課題一覧 =
**A)** 乱数についての文章では、ある計算式によって得られる、本当の乱数ではない数列を何と呼んでいるか。
**B)** 乱数についての文章を、最後の文の後から書き継ぐこと。

本文 =
■ ■ ■ ■

確率論や数理統計に基づいて、統計分析をしたり、数理モデル構築したりする際、しばしば「ランダム(無作為)」かどうか、が問題となる。標本調査では、標本をランダムに抽出する必要がある。為替や株価の時系列分析をするときには、観測データにランダムな変動が含まれることを想定している。
例えば、経済予測をする際に、経済モデルを設定して、シミュレーションを行うことがある。そこで用いる金利や為替等の前提条件に、ランダムな変動を織り込むことで、シミュレーション結果の現実味を高めることができる。このため、昔から、計算によってランダムな数(乱数)を発生させる手法が考えられてきた。
しかし、計算式で乱数を発生させようとしても、最初はそれらしいものが得られるが、長い数列を見ていくと、やがて同じ数が繰り返し現れてしまう。そこで、数列の長さをものすごく長くして、簡単には繰り返しが起こらないようにするといった工夫が考えられている。
しかし、それでも、何億個、何兆個もの乱数列を計算式で発生させようとすると、繰り返しの問題が生じてしまう。このように、ある計算式によって得られる数列は、本当の乱数ではないので、擬似乱数と呼ばれている。そもそもランダムである乱数を、何かの計算式を使って発生させるというのは、自己矛盾していると言えよう。
そこで、計算式で発生させる代わりに、既にある数を利用してはどうか、という発想に行き着く。その代表的なものとして、円周率πが挙げられる。

■ ■ ■ ■

提供資料 =
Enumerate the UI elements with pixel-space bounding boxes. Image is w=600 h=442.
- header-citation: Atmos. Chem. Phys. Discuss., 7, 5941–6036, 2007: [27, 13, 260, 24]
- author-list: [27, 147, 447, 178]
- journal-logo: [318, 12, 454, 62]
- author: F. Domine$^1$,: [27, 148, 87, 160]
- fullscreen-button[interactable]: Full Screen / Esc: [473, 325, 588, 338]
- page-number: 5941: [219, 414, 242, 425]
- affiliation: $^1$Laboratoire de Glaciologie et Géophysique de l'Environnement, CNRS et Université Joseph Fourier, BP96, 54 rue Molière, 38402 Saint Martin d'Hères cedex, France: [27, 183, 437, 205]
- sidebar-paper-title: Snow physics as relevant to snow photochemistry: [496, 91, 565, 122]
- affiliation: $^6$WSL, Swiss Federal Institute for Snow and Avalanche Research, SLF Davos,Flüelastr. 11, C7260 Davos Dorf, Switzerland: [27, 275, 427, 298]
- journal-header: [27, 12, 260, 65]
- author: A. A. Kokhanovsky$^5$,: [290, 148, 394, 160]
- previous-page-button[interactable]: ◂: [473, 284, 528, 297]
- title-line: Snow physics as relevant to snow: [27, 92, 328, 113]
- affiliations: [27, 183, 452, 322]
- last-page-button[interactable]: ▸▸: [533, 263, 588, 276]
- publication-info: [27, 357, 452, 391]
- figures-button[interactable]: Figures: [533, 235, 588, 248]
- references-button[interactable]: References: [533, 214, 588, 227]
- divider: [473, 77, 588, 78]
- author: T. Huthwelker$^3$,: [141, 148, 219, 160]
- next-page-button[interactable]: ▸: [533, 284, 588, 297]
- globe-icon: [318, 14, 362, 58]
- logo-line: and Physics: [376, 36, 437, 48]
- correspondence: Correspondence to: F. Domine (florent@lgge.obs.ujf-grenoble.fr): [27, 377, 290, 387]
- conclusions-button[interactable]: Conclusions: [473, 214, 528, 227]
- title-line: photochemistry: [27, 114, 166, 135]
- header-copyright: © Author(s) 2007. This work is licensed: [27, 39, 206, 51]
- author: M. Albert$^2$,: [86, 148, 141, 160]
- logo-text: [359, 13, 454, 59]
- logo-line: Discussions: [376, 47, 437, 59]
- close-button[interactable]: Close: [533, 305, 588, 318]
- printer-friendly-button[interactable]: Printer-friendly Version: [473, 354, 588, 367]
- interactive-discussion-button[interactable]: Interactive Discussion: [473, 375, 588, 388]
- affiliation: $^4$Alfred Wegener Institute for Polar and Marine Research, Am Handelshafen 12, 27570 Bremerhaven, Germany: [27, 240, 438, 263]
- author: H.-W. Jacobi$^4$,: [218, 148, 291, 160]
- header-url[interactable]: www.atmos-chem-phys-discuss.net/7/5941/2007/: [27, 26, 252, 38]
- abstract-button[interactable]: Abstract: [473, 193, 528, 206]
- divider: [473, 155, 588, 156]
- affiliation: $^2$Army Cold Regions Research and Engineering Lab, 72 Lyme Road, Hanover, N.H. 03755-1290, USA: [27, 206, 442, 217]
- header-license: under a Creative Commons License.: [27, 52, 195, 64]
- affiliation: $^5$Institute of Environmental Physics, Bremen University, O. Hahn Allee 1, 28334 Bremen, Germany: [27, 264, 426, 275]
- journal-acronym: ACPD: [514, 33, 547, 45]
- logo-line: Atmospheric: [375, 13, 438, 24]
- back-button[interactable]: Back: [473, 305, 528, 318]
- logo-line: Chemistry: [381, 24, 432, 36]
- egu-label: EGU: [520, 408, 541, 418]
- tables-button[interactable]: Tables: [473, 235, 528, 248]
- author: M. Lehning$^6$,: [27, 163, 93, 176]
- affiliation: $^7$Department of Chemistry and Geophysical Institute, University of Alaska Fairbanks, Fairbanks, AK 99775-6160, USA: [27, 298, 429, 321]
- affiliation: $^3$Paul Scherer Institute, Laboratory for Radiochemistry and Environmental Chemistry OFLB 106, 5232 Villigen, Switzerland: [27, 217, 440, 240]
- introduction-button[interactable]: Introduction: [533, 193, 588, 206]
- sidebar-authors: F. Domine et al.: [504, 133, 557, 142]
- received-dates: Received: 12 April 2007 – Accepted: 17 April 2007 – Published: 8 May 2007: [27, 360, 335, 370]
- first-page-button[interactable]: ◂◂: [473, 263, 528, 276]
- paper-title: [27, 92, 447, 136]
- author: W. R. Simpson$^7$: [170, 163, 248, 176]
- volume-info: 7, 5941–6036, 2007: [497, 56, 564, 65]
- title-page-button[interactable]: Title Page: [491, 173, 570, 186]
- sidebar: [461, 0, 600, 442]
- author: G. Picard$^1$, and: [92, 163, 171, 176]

■ ■ ■ ■

解答 =
**A)** 擬似乱数と呼んでいる。

**B)**
π=3.141592653589793… と続く円周率は、小数点以下が無限に続くことが知られている。それだけではなく、いまのところ、小数点以下の数値の並びに規則性が見つかっておらず、その一部分を切り出して乱数として使うことができる。ただし、何か隠れた数学的な規則性があるに違いない、と信じている数学者や統計学者も多く、その研究も進められている。円周率の数の並びは、現在知られている中で、かなりランダムに近いと言えよう。
次に、与えられたものが、ランダムかどうかを判断することを考えてみよう。例えば、aとbを20個並べた文字列である、列Iと、列IIが、与えられたとしよう。
順番 1 2 3 4 5 6 7 8 9 10 11 12 13 14 15 16 17 18 19 20
列I a, a, a, a, a, b, b, a, b, b, a, a, b, a, b, b, a, b, b, b
列II a, b, b, a, b, a, b, a, a, b, a, a, a, b, a, b, b, a, b, b
列Iでは、早い順番の方にaが多い。一方、列IIには、そのような傾向は見られない。感覚的に、列Iと、列IIでは、ランダムかどうかに、違いがあるように見える。
このように2種類の文字が並んだ列のランダム性を、統計的に判定する手段として、「ウィルコクソンの順位和検定」という方法がある。この方法は、文字の列がランダムであるかどうかの判定ではなく、ランダムではないかどうかの判定を行う。以下に示すとおり、具体的な内容は、かなり技術的だが、感覚ではなく、数量的に、ランダム性についての判定を行うことができる。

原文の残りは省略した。